● Available data:

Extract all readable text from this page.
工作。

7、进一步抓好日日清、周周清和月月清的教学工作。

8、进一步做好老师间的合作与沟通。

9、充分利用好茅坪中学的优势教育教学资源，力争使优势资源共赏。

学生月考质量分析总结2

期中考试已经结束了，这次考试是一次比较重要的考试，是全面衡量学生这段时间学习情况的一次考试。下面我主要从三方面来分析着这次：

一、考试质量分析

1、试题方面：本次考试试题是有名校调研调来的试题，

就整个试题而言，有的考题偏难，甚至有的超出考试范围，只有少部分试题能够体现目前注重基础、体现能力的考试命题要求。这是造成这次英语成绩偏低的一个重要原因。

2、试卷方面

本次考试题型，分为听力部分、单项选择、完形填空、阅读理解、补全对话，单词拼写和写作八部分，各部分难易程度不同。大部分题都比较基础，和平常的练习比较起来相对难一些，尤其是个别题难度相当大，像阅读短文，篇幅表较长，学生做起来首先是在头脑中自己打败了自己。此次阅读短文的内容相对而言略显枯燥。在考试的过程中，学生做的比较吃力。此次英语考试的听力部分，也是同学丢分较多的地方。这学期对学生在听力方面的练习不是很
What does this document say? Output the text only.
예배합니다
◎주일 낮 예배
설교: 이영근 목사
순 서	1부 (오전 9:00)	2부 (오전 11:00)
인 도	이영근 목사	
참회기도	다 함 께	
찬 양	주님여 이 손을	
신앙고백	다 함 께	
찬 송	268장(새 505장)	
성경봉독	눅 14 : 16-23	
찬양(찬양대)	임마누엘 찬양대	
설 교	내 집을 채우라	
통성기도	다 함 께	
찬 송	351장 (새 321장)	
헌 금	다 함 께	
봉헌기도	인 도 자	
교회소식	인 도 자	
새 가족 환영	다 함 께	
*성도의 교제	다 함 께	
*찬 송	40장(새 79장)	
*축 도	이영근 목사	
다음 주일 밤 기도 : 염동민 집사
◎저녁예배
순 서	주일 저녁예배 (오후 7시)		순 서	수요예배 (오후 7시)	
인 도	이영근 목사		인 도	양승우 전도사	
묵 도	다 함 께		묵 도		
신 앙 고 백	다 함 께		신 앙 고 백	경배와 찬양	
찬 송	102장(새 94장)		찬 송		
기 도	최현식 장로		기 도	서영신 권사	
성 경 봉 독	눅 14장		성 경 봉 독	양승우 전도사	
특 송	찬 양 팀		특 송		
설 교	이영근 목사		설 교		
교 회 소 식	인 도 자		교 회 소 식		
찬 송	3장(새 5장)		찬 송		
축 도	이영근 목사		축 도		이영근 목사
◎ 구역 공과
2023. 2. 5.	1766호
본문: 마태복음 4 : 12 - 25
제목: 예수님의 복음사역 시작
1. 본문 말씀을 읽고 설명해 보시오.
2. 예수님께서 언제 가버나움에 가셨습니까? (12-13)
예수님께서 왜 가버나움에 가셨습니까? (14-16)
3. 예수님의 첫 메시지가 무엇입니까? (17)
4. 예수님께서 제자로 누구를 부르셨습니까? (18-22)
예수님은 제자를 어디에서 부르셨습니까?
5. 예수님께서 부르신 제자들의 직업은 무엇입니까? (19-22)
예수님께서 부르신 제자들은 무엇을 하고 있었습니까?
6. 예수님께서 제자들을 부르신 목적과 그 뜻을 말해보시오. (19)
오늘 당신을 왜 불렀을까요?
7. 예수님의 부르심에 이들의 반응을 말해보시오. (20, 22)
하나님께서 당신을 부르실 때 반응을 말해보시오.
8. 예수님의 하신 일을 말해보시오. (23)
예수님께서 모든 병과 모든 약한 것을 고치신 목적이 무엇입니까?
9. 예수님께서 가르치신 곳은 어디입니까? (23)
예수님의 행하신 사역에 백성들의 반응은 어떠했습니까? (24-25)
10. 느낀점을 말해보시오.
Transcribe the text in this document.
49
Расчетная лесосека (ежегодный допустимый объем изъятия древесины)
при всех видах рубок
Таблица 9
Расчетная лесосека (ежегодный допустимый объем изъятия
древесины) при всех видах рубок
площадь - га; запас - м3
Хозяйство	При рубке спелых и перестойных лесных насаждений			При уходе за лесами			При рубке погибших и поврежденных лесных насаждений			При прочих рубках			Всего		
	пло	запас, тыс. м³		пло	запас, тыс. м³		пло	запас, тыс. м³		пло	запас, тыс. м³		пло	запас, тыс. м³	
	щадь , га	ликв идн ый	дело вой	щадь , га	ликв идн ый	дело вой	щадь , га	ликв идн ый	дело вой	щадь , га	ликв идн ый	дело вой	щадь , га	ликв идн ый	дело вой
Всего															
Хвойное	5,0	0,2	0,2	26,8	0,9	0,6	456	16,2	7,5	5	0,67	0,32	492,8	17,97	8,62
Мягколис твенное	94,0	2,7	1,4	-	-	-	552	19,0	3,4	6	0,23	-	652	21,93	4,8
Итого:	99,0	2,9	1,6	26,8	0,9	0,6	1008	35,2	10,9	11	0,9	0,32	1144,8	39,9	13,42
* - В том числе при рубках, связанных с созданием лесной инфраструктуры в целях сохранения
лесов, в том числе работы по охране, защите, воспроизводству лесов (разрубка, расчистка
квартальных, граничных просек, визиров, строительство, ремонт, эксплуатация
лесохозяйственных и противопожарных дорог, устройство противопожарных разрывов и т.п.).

● Work to be completed: Without leaving anything out, quote all the data.

● Result of the task:
Extract all readable text from this page.
工作。

7、进一步抓好日日清、周周清和月月清的教学工作。

8、进一步做好老师间的合作与沟通。

9、充分利用好茅坪中学的优势教育教学资源，力争使优势资源共赏。

学生月考质量分析总结2

期中考试已经结束了，这次考试是一次比较重要的考试，是全面衡量学生这段时间学习情况的一次考试。下面我主要从三方面来分析着这次：

一、考试质量分析

1、试题方面：本次考试试题是有名校调研调来的试题，

就整个试题而言，有的考题偏难，甚至有的超出考试范围，只有少部分试题能够体现目前注重基础、体现能力的考试命题要求。这是造成这次英语成绩偏低的一个重要原因。

2、试卷方面

本次考试题型，分为听力部分、单项选择、完形填空、阅读理解、补全对话，单词拼写和写作八部分，各部分难易程度不同。大部分题都比较基础，和平常的练习比较起来相对难一些，尤其是个别题难度相当大，像阅读短文，篇幅表较长，学生做起来首先是在头脑中自己打败了自己。此次阅读短文的内容相对而言略显枯燥。在考试的过程中，学生做的比较吃力。此次英语考试的听力部分，也是同学丢分较多的地方。这学期对学生在听力方面的练习不是很
What does this document say? Output the text only.
예배합니다
◎주일 낮 예배
설교: 이영근 목사
순 서	1부 (오전 9:00)	2부 (오전 11:00)
인 도	이영근 목사	
참회기도	다 함 께	
찬 양	주님여 이 손을	
신앙고백	다 함 께	
찬 송	268장(새 505장)	
성경봉독	눅 14 : 16-23	
찬양(찬양대)	임마누엘 찬양대	
설 교	내 집을 채우라	
통성기도	다 함 께	
찬 송	351장 (새 321장)	
헌 금	다 함 께	
봉헌기도	인 도 자	
교회소식	인 도 자	
새 가족 환영	다 함 께	
*성도의 교제	다 함 께	
*찬 송	40장(새 79장)	
*축 도	이영근 목사	
다음 주일 밤 기도 : 염동민 집사
◎저녁예배
순 서	주일 저녁예배 (오후 7시)		순 서	수요예배 (오후 7시)	
인 도	이영근 목사		인 도	양승우 전도사	
묵 도	다 함 께		묵 도		
신 앙 고 백	다 함 께		신 앙 고 백	경배와 찬양	
찬 송	102장(새 94장)		찬 송		
기 도	최현식 장로		기 도	서영신 권사	
성 경 봉 독	눅 14장		성 경 봉 독	양승우 전도사	
특 송	찬 양 팀		특 송		
설 교	이영근 목사		설 교		
교 회 소 식	인 도 자		교 회 소 식		
찬 송	3장(새 5장)		찬 송		
축 도	이영근 목사		축 도		이영근 목사
◎ 구역 공과
2023. 2. 5.	1766호
본문: 마태복음 4 : 12 - 25
제목: 예수님의 복음사역 시작
1. 본문 말씀을 읽고 설명해 보시오.
2. 예수님께서 언제 가버나움에 가셨습니까? (12-13)
예수님께서 왜 가버나움에 가셨습니까? (14-16)
3. 예수님의 첫 메시지가 무엇입니까? (17)
4. 예수님께서 제자로 누구를 부르셨습니까? (18-22)
예수님은 제자를 어디에서 부르셨습니까?
5. 예수님께서 부르신 제자들의 직업은 무엇입니까? (19-22)
예수님께서 부르신 제자들은 무엇을 하고 있었습니까?
6. 예수님께서 제자들을 부르신 목적과 그 뜻을 말해보시오. (19)
오늘 당신을 왜 불렀을까요?
7. 예수님의 부르심에 이들의 반응을 말해보시오. (20, 22)
하나님께서 당신을 부르실 때 반응을 말해보시오.
8. 예수님의 하신 일을 말해보시오. (23)
예수님께서 모든 병과 모든 약한 것을 고치신 목적이 무엇입니까?
9. 예수님께서 가르치신 곳은 어디입니까? (23)
예수님의 행하신 사역에 백성들의 반응은 어떠했습니까? (24-25)
10. 느낀점을 말해보시오.
Transcribe the text in this document.
49
Расчетная лесосека (ежегодный допустимый объем изъятия древесины)
при всех видах рубок
Таблица 9
Расчетная лесосека (ежегодный допустимый объем изъятия
древесины) при всех видах рубок
площадь - га; запас - м3
Хозяйство	При рубке спелых и перестойных лесных насаждений			При уходе за лесами			При рубке погибших и поврежденных лесных насаждений			При прочих рубках			Всего		
	пло	запас, тыс. м³		пло	запас, тыс. м³		пло	запас, тыс. м³		пло	запас, тыс. м³		пло	запас, тыс. м³	
	щадь , га	ликв идн ый	дело вой	щадь , га	ликв идн ый	дело вой	щадь , га	ликв идн ый	дело вой	щадь , га	ликв идн ый	дело вой	щадь , га	ликв идн ый	дело вой
Всего															
Хвойное	5,0	0,2	0,2	26,8	0,9	0,6	456	16,2	7,5	5	0,67	0,32	492,8	17,97	8,62
Мягколис твенное	94,0	2,7	1,4	-	-	-	552	19,0	3,4	6	0,23	-	652	21,93	4,8
Итого:	99,0	2,9	1,6	26,8	0,9	0,6	1008	35,2	10,9	11	0,9	0,32	1144,8	39,9	13,42
* - В том числе при рубках, связанных с созданием лесной инфраструктуры в целях сохранения
лесов, в том числе работы по охране, защите, воспроизводству лесов (разрубка, расчистка
квартальных, граничных просек, визиров, строительство, ремонт, эксплуатация
лесохозяйственных и противопожарных дорог, устройство противопожарных разрывов и т.п.).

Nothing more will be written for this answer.